## Information given:

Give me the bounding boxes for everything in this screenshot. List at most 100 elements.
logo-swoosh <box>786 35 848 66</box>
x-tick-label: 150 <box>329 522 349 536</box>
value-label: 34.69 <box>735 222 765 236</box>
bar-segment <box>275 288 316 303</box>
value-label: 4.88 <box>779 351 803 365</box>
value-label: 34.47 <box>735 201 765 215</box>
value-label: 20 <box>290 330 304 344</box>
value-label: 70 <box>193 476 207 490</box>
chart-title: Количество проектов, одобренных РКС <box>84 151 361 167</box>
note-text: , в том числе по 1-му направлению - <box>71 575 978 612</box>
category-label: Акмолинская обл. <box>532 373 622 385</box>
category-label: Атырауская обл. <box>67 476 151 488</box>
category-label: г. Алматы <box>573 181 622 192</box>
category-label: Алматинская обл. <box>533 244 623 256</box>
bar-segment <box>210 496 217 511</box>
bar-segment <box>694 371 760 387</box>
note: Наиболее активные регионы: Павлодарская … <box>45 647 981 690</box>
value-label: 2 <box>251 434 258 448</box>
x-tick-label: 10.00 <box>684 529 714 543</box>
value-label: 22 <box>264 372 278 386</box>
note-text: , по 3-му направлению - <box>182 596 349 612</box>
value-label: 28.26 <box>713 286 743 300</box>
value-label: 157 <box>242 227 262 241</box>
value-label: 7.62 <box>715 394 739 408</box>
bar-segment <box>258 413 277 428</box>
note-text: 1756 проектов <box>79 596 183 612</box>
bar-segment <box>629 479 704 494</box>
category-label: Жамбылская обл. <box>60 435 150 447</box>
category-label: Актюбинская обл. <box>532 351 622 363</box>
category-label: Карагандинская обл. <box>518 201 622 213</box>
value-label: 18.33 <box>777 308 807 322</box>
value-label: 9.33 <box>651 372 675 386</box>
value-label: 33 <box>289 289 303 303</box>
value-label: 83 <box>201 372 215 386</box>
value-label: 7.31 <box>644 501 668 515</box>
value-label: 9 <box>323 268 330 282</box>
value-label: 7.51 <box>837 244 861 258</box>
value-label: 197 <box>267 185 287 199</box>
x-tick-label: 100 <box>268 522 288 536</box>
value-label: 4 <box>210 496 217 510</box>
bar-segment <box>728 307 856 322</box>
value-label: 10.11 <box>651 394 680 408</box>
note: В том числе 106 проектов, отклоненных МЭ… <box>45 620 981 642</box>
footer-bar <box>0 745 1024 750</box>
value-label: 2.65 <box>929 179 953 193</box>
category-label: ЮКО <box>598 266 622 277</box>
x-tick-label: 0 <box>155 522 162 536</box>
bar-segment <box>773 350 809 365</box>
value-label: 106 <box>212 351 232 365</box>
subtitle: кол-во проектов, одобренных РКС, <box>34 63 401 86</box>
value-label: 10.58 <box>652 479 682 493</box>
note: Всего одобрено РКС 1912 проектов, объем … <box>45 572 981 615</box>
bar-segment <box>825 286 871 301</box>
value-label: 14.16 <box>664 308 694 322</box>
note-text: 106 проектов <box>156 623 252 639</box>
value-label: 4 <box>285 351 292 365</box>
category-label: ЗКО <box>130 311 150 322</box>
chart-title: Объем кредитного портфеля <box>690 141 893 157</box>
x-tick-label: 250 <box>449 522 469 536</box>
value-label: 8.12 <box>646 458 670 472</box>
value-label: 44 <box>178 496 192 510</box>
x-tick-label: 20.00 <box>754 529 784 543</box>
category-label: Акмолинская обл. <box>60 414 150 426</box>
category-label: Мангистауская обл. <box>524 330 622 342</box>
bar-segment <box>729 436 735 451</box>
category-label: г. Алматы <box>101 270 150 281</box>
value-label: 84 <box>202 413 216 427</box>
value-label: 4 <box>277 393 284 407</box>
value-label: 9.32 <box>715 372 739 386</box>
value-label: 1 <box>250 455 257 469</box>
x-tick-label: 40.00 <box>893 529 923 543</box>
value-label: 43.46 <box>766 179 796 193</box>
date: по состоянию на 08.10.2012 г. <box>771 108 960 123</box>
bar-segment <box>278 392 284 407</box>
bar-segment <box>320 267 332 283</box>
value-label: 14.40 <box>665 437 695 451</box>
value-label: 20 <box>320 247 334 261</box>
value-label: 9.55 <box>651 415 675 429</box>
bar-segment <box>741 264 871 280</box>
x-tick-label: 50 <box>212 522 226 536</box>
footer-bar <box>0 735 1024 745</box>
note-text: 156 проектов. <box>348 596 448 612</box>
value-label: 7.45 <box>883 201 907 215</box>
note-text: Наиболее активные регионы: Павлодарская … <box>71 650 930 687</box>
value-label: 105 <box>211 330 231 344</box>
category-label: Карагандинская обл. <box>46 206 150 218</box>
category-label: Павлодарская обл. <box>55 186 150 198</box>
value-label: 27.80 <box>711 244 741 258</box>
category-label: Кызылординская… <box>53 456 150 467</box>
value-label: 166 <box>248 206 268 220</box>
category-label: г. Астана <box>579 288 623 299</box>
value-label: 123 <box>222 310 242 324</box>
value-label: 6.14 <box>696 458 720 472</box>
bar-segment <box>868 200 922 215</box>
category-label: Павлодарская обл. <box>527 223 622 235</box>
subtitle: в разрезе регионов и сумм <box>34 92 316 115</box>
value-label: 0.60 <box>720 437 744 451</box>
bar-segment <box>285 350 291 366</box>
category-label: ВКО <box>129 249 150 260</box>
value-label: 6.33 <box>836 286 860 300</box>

## Description of the task:
Extract every line from the entries above and reproduce each one without any change.

## Written answer:
Give me the bounding boxes for everything in this screenshot. List at most 100 elements.
logo-swoosh <box>786 35 848 66</box>
x-tick-label: 150 <box>329 522 349 536</box>
value-label: 34.69 <box>735 222 765 236</box>
bar-segment <box>275 288 316 303</box>
value-label: 4.88 <box>779 351 803 365</box>
value-label: 34.47 <box>735 201 765 215</box>
value-label: 20 <box>290 330 304 344</box>
value-label: 70 <box>193 476 207 490</box>
chart-title: Количество проектов, одобренных РКС <box>84 151 361 167</box>
note-text: , в том числе по 1-му направлению - <box>71 575 978 612</box>
category-label: Акмолинская обл. <box>532 373 622 385</box>
category-label: Атырауская обл. <box>67 476 151 488</box>
category-label: г. Алматы <box>573 181 622 192</box>
category-label: Алматинская обл. <box>533 244 623 256</box>
bar-segment <box>210 496 217 511</box>
bar-segment <box>694 371 760 387</box>
note: Наиболее активные регионы: Павлодарская … <box>45 647 981 690</box>
value-label: 2 <box>251 434 258 448</box>
x-tick-label: 10.00 <box>684 529 714 543</box>
value-label: 22 <box>264 372 278 386</box>
note-text: , по 3-му направлению - <box>182 596 349 612</box>
value-label: 28.26 <box>713 286 743 300</box>
value-label: 157 <box>242 227 262 241</box>
value-label: 7.62 <box>715 394 739 408</box>
bar-segment <box>258 413 277 428</box>
note-text: 1756 проектов <box>79 596 183 612</box>
bar-segment <box>629 479 704 494</box>
category-label: Жамбылская обл. <box>60 435 150 447</box>
category-label: Актюбинская обл. <box>532 351 622 363</box>
category-label: Карагандинская обл. <box>518 201 622 213</box>
value-label: 18.33 <box>777 308 807 322</box>
value-label: 9.33 <box>651 372 675 386</box>
value-label: 33 <box>289 289 303 303</box>
value-label: 83 <box>201 372 215 386</box>
value-label: 7.31 <box>644 501 668 515</box>
value-label: 9 <box>323 268 330 282</box>
value-label: 7.51 <box>837 244 861 258</box>
value-label: 197 <box>267 185 287 199</box>
x-tick-label: 100 <box>268 522 288 536</box>
value-label: 4 <box>210 496 217 510</box>
bar-segment <box>728 307 856 322</box>
value-label: 10.11 <box>651 394 680 408</box>
note: В том числе 106 проектов, отклоненных МЭ… <box>45 620 981 642</box>
footer-bar <box>0 745 1024 750</box>
value-label: 2.65 <box>929 179 953 193</box>
category-label: ЮКО <box>598 266 622 277</box>
x-tick-label: 0 <box>155 522 162 536</box>
bar-segment <box>773 350 809 365</box>
value-label: 106 <box>212 351 232 365</box>
subtitle: кол-во проектов, одобренных РКС, <box>34 63 401 86</box>
value-label: 10.58 <box>652 479 682 493</box>
note: Всего одобрено РКС 1912 проектов, объем … <box>45 572 981 615</box>
bar-segment <box>825 286 871 301</box>
value-label: 14.16 <box>664 308 694 322</box>
note-text: 106 проектов <box>156 623 252 639</box>
value-label: 4 <box>285 351 292 365</box>
category-label: ЗКО <box>130 311 150 322</box>
chart-title: Объем кредитного портфеля <box>690 141 893 157</box>
x-tick-label: 250 <box>449 522 469 536</box>
value-label: 8.12 <box>646 458 670 472</box>
value-label: 44 <box>178 496 192 510</box>
x-tick-label: 20.00 <box>754 529 784 543</box>
category-label: Акмолинская обл. <box>60 414 150 426</box>
category-label: Мангистауская обл. <box>524 330 622 342</box>
bar-segment <box>729 436 735 451</box>
category-label: г. Алматы <box>101 270 150 281</box>
value-label: 84 <box>202 413 216 427</box>
value-label: 4 <box>277 393 284 407</box>
value-label: 9.32 <box>715 372 739 386</box>
value-label: 1 <box>250 455 257 469</box>
x-tick-label: 40.00 <box>893 529 923 543</box>
value-label: 43.46 <box>766 179 796 193</box>
date: по состоянию на 08.10.2012 г. <box>771 108 960 123</box>
bar-segment <box>278 392 284 407</box>
bar-segment <box>320 267 332 283</box>
value-label: 14.40 <box>665 437 695 451</box>
value-label: 20 <box>320 247 334 261</box>
value-label: 9.55 <box>651 415 675 429</box>
bar-segment <box>741 264 871 280</box>
x-tick-label: 50 <box>212 522 226 536</box>
footer-bar <box>0 735 1024 745</box>
note-text: 156 проектов. <box>348 596 448 612</box>
value-label: 7.45 <box>883 201 907 215</box>
note-text: Наиболее активные регионы: Павлодарская … <box>71 650 930 687</box>
value-label: 105 <box>211 330 231 344</box>
category-label: Карагандинская обл. <box>46 206 150 218</box>
category-label: Павлодарская обл. <box>55 186 150 198</box>
value-label: 27.80 <box>711 244 741 258</box>
category-label: Кызылординская… <box>53 456 150 467</box>
value-label: 166 <box>248 206 268 220</box>
category-label: г. Астана <box>579 288 623 299</box>
value-label: 123 <box>222 310 242 324</box>
value-label: 6.14 <box>696 458 720 472</box>
bar-segment <box>868 200 922 215</box>
category-label: Павлодарская обл. <box>527 223 622 235</box>
subtitle: в разрезе регионов и сумм <box>34 92 316 115</box>
value-label: 0.60 <box>720 437 744 451</box>
bar-segment <box>285 350 291 366</box>
category-label: ВКО <box>129 249 150 260</box>
value-label: 6.33 <box>836 286 860 300</box>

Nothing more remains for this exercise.